Dataset records:
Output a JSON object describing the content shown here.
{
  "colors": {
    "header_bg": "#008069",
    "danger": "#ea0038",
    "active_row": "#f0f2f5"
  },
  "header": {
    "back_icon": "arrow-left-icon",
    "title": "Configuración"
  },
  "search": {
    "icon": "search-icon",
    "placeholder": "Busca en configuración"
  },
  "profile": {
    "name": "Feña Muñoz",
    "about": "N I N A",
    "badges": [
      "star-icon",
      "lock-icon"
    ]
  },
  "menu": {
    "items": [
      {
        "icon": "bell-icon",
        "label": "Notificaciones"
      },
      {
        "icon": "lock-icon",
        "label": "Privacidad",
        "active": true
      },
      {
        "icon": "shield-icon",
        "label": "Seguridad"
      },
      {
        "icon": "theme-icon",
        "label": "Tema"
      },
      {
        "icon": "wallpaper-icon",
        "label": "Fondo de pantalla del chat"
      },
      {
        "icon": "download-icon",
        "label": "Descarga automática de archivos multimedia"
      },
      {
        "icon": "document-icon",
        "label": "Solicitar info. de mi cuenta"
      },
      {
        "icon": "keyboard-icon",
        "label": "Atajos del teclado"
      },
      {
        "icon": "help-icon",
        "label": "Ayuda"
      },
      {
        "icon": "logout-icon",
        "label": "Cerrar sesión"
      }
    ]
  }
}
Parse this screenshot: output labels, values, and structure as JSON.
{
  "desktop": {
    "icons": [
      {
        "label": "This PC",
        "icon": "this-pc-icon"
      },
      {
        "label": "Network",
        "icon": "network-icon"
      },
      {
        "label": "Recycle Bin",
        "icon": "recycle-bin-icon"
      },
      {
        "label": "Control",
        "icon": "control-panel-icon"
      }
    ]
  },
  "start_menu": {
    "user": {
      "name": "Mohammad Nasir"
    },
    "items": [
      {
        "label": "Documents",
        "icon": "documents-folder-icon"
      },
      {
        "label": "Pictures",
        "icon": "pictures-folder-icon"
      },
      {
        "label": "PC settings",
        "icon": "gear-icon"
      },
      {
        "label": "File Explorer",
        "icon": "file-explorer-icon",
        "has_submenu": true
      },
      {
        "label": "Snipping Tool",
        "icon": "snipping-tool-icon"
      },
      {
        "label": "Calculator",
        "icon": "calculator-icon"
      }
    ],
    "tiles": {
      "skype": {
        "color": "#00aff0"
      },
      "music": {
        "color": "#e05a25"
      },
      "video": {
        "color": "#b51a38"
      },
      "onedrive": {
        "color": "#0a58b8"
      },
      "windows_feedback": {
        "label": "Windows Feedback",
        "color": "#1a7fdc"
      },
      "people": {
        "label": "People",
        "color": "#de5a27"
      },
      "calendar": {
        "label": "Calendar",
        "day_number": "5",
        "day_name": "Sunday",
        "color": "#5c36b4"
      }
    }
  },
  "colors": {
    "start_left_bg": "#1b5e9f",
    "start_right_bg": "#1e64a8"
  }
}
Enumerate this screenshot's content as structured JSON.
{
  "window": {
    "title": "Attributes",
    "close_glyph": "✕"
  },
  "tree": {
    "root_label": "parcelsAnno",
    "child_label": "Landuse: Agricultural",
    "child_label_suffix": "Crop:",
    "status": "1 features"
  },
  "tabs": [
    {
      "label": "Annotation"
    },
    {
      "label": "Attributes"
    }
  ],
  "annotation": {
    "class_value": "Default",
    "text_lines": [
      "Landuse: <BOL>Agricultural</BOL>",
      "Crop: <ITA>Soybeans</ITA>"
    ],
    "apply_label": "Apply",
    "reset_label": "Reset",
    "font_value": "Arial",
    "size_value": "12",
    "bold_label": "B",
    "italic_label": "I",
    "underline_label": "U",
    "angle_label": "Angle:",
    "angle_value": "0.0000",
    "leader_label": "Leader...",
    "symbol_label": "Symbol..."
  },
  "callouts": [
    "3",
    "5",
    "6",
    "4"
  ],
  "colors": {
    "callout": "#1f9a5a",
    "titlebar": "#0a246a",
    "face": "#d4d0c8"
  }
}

Task goal: Transcribe the data above in full, exactly.

Response:
Output a JSON object describing the content shown here.
{
  "colors": {
    "header_bg": "#008069",
    "danger": "#ea0038",
    "active_row": "#f0f2f5"
  },
  "header": {
    "back_icon": "arrow-left-icon",
    "title": "Configuración"
  },
  "search": {
    "icon": "search-icon",
    "placeholder": "Busca en configuración"
  },
  "profile": {
    "name": "Feña Muñoz",
    "about": "N I N A",
    "badges": [
      "star-icon",
      "lock-icon"
    ]
  },
  "menu": {
    "items": [
      {
        "icon": "bell-icon",
        "label": "Notificaciones"
      },
      {
        "icon": "lock-icon",
        "label": "Privacidad",
        "active": true
      },
      {
        "icon": "shield-icon",
        "label": "Seguridad"
      },
      {
        "icon": "theme-icon",
        "label": "Tema"
      },
      {
        "icon": "wallpaper-icon",
        "label": "Fondo de pantalla del chat"
      },
      {
        "icon": "download-icon",
        "label": "Descarga automática de archivos multimedia"
      },
      {
        "icon": "document-icon",
        "label": "Solicitar info. de mi cuenta"
      },
      {
        "icon": "keyboard-icon",
        "label": "Atajos del teclado"
      },
      {
        "icon": "help-icon",
        "label": "Ayuda"
      },
      {
        "icon": "logout-icon",
        "label": "Cerrar sesión"
      }
    ]
  }
}
Parse this screenshot: output labels, values, and structure as JSON.
{
  "desktop": {
    "icons": [
      {
        "label": "This PC",
        "icon": "this-pc-icon"
      },
      {
        "label": "Network",
        "icon": "network-icon"
      },
      {
        "label": "Recycle Bin",
        "icon": "recycle-bin-icon"
      },
      {
        "label": "Control",
        "icon": "control-panel-icon"
      }
    ]
  },
  "start_menu": {
    "user": {
      "name": "Mohammad Nasir"
    },
    "items": [
      {
        "label": "Documents",
        "icon": "documents-folder-icon"
      },
      {
        "label": "Pictures",
        "icon": "pictures-folder-icon"
      },
      {
        "label": "PC settings",
        "icon": "gear-icon"
      },
      {
        "label": "File Explorer",
        "icon": "file-explorer-icon",
        "has_submenu": true
      },
      {
        "label": "Snipping Tool",
        "icon": "snipping-tool-icon"
      },
      {
        "label": "Calculator",
        "icon": "calculator-icon"
      }
    ],
    "tiles": {
      "skype": {
        "color": "#00aff0"
      },
      "music": {
        "color": "#e05a25"
      },
      "video": {
        "color": "#b51a38"
      },
      "onedrive": {
        "color": "#0a58b8"
      },
      "windows_feedback": {
        "label": "Windows Feedback",
        "color": "#1a7fdc"
      },
      "people": {
        "label": "People",
        "color": "#de5a27"
      },
      "calendar": {
        "label": "Calendar",
        "day_number": "5",
        "day_name": "Sunday",
        "color": "#5c36b4"
      }
    }
  },
  "colors": {
    "start_left_bg": "#1b5e9f",
    "start_right_bg": "#1e64a8"
  }
}
Enumerate this screenshot's content as structured JSON.
{
  "window": {
    "title": "Attributes",
    "close_glyph": "✕"
  },
  "tree": {
    "root_label": "parcelsAnno",
    "child_label": "Landuse: Agricultural",
    "child_label_suffix": "Crop:",
    "status": "1 features"
  },
  "tabs": [
    {
      "label": "Annotation"
    },
    {
      "label": "Attributes"
    }
  ],
  "annotation": {
    "class_value": "Default",
    "text_lines": [
      "Landuse: <BOL>Agricultural</BOL>",
      "Crop: <ITA>Soybeans</ITA>"
    ],
    "apply_label": "Apply",
    "reset_label": "Reset",
    "font_value": "Arial",
    "size_value": "12",
    "bold_label": "B",
    "italic_label": "I",
    "underline_label": "U",
    "angle_label": "Angle:",
    "angle_value": "0.0000",
    "leader_label": "Leader...",
    "symbol_label": "Symbol..."
  },
  "callouts": [
    "3",
    "5",
    "6",
    "4"
  ],
  "colors": {
    "callout": "#1f9a5a",
    "titlebar": "#0a246a",
    "face": "#d4d0c8"
  }
}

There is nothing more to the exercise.